◆ Instructions to follow
Render the data as a Markdown table with the columns Row and Data line, starting at the first line and ending at the line containing "ancestor-name-text[interactable]: Fairytale von". Include both ends, number each row, and leave out blank lines.

-- start Input --

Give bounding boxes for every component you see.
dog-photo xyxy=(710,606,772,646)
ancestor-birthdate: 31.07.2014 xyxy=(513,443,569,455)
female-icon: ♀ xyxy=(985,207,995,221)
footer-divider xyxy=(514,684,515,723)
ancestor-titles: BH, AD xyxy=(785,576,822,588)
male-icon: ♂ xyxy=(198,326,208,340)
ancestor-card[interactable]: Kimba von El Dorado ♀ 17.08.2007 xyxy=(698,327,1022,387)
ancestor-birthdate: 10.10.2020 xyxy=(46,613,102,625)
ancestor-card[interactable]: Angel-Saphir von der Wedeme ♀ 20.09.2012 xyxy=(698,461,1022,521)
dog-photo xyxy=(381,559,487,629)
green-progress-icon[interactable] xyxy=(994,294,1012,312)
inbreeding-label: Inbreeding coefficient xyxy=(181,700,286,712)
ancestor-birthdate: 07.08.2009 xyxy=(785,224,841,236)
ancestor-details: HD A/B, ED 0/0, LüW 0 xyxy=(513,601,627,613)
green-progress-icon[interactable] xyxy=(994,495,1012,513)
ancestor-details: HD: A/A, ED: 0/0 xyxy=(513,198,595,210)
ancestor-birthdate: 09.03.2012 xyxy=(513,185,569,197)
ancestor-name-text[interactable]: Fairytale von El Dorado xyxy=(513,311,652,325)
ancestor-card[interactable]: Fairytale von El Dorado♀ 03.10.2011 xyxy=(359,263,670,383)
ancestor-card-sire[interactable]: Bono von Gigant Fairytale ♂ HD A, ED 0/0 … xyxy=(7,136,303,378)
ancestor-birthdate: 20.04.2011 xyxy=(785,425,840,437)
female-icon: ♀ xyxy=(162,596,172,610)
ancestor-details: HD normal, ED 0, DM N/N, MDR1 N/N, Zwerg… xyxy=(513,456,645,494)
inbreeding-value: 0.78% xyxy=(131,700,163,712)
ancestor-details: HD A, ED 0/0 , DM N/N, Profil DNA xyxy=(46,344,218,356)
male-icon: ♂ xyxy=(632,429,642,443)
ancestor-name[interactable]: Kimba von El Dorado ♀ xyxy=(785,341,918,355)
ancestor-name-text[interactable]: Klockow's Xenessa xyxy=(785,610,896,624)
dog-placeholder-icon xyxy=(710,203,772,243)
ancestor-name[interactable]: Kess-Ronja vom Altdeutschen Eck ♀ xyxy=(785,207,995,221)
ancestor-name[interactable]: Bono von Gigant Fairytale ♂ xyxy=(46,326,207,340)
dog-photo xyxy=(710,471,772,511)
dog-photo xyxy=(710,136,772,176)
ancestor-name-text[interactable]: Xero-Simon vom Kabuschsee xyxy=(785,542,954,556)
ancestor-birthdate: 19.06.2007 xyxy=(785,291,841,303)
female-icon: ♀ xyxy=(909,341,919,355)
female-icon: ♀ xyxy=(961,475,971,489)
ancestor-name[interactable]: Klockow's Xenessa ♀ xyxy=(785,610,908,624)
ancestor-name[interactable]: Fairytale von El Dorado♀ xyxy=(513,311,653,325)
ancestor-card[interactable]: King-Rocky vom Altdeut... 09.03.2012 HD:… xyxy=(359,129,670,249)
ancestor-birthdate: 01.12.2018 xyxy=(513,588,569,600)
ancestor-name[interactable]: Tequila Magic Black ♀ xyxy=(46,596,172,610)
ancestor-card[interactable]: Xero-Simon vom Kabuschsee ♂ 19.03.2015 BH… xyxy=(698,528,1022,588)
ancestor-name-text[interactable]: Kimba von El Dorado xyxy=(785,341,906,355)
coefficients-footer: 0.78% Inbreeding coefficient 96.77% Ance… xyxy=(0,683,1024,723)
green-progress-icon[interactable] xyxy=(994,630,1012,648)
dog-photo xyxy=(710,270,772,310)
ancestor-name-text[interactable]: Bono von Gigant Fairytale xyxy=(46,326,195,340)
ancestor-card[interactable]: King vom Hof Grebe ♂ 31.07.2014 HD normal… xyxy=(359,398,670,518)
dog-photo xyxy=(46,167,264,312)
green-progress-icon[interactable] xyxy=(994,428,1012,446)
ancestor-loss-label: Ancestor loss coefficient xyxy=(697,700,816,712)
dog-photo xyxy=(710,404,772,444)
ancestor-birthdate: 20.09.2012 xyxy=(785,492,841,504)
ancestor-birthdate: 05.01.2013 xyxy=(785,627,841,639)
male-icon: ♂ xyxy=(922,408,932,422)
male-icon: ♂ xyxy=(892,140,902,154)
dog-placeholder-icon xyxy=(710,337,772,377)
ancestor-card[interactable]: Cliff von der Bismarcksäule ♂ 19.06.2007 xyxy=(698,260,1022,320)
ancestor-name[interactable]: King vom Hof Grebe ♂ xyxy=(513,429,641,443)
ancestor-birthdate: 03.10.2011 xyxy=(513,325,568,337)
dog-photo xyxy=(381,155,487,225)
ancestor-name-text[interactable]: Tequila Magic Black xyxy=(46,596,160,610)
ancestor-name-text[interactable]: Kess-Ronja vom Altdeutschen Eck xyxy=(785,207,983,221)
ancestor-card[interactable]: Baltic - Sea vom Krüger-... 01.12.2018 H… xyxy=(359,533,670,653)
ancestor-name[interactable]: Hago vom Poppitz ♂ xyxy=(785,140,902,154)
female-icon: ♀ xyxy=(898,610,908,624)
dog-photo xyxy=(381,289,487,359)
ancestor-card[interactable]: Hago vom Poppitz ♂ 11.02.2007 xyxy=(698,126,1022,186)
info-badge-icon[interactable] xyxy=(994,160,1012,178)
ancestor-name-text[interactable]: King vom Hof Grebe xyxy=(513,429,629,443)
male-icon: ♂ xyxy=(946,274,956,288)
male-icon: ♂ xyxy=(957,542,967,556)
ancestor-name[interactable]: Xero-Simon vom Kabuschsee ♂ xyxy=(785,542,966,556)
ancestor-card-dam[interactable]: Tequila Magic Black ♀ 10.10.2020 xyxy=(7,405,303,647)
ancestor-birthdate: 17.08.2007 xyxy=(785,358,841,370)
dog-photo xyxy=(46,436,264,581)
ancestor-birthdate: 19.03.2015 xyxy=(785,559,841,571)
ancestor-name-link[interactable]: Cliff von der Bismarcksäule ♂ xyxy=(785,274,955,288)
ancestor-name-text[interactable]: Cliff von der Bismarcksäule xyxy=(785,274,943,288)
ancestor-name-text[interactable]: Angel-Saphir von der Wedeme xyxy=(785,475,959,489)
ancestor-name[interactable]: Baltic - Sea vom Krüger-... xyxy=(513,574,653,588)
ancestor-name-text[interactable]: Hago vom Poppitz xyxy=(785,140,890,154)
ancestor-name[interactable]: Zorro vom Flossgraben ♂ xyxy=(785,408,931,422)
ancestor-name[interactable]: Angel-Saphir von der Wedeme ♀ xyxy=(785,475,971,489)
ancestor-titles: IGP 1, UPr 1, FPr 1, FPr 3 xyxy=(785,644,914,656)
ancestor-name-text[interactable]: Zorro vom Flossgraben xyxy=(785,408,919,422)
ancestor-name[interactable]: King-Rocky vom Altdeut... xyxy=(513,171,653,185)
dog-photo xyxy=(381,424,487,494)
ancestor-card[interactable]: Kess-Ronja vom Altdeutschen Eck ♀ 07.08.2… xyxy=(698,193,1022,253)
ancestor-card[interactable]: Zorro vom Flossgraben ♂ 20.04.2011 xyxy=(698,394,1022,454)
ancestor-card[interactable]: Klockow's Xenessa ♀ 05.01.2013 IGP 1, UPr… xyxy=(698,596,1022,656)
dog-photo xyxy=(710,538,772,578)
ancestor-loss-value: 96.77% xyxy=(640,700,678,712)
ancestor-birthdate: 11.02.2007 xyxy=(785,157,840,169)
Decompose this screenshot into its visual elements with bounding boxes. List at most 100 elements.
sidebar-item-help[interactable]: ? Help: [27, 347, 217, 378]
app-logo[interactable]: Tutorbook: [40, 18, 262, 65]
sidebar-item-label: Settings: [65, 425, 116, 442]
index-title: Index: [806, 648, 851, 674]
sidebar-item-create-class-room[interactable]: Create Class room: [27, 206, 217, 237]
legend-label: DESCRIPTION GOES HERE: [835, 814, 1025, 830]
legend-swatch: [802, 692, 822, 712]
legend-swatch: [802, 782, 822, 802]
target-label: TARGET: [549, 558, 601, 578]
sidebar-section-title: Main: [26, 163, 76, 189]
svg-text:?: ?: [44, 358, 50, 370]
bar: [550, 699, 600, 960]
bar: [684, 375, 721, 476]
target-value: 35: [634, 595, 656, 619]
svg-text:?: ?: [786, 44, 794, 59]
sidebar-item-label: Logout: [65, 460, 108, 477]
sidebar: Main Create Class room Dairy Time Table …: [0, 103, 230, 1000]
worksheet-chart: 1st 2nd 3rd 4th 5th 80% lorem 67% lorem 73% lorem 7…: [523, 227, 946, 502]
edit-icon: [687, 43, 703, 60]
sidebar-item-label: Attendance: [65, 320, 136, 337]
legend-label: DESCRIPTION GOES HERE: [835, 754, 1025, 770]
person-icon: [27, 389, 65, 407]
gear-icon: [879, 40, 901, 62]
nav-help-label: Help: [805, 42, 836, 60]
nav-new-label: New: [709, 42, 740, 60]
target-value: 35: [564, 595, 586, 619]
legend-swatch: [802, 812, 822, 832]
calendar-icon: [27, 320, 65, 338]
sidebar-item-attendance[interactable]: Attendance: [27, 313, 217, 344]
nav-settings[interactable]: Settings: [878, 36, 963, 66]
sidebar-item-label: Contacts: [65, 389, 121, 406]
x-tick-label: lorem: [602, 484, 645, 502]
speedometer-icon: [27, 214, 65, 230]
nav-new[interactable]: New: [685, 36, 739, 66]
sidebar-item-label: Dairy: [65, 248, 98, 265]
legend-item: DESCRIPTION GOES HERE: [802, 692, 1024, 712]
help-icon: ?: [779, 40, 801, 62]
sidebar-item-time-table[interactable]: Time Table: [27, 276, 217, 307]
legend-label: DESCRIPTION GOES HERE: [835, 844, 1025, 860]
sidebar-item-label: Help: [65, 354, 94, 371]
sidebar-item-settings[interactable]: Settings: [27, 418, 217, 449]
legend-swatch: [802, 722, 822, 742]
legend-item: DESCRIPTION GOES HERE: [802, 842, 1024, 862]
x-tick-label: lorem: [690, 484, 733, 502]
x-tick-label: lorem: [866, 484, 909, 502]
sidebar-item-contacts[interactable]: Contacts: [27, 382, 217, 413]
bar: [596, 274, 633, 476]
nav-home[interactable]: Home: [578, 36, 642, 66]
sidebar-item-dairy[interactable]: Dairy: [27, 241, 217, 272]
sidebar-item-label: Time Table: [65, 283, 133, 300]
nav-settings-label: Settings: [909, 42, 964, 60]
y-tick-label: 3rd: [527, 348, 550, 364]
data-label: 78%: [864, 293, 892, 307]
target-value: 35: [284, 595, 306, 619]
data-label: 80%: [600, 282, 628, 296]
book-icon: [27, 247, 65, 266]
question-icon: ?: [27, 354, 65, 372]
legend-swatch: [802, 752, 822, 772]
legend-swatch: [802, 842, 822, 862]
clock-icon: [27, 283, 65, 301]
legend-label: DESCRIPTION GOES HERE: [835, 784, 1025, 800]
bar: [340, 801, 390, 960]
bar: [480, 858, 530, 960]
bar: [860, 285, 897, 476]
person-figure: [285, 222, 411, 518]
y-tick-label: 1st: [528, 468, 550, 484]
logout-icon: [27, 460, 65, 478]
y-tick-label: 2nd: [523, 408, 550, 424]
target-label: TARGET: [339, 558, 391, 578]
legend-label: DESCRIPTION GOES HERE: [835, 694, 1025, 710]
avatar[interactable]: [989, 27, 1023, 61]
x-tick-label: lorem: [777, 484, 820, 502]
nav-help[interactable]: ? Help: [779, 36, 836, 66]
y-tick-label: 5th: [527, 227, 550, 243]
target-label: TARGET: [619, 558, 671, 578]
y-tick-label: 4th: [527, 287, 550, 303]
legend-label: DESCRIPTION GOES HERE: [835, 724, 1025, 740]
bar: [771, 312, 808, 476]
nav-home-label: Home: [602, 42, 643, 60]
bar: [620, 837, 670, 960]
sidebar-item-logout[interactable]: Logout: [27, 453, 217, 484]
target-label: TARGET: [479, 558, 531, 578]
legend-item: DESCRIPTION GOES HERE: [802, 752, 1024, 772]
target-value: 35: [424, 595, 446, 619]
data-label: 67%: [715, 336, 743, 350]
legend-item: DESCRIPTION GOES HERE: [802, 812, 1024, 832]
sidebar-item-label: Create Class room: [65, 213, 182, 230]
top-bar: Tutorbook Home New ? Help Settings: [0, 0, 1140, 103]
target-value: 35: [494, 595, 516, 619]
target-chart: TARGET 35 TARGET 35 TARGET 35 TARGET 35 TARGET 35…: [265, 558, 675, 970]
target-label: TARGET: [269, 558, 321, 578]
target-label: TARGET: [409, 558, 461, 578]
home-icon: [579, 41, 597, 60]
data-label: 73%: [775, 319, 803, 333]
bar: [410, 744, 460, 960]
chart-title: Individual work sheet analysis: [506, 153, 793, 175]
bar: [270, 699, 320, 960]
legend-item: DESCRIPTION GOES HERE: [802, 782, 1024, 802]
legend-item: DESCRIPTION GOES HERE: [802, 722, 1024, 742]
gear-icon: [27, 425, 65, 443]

-- end Input --

◆ Expected answer
| Row | Data line |
|---|---|
| 1 | Give bounding boxes for every component you see. |
| 2 | dog-photo xyxy=(710,606,772,646) |
| 3 | ancestor-birthdate: 31.07.2014 xyxy=(513,443,569,455) |
| 4 | female-icon: ♀ xyxy=(985,207,995,221) |
| 5 | footer-divider xyxy=(514,684,515,723) |
| 6 | ancestor-titles: BH, AD xyxy=(785,576,822,588) |
| 7 | male-icon: ♂ xyxy=(198,326,208,340) |
| 8 | ancestor-card[interactable]: Kimba von El Dorado ♀ 17.08.2007 xyxy=(698,327,1022,387) |
| 9 | ancestor-birthdate: 10.10.2020 xyxy=(46,613,102,625) |
| 10 | ancestor-card[interactable]: Angel-Saphir von der Wedeme ♀ 20.09.2012 xyxy=(698,461,1022,521) |
| 11 | dog-photo xyxy=(381,559,487,629) |
| 12 | green-progress-icon[interactable] xyxy=(994,294,1012,312) |
| 13 | inbreeding-label: Inbreeding coefficient xyxy=(181,700,286,712) |
| 14 | ancestor-birthdate: 07.08.2009 xyxy=(785,224,841,236) |
| 15 | ancestor-details: HD A/B, ED 0/0, LüW 0 xyxy=(513,601,627,613) |
| 16 | green-progress-icon[interactable] xyxy=(994,495,1012,513) |
| 17 | ancestor-details: HD: A/A, ED: 0/0 xyxy=(513,198,595,210) |
| 18 | ancestor-birthdate: 09.03.2012 xyxy=(513,185,569,197) |
| 19 | ancestor-name-text[interactable]: Fairytale von El Dorado xyxy=(513,311,652,325) |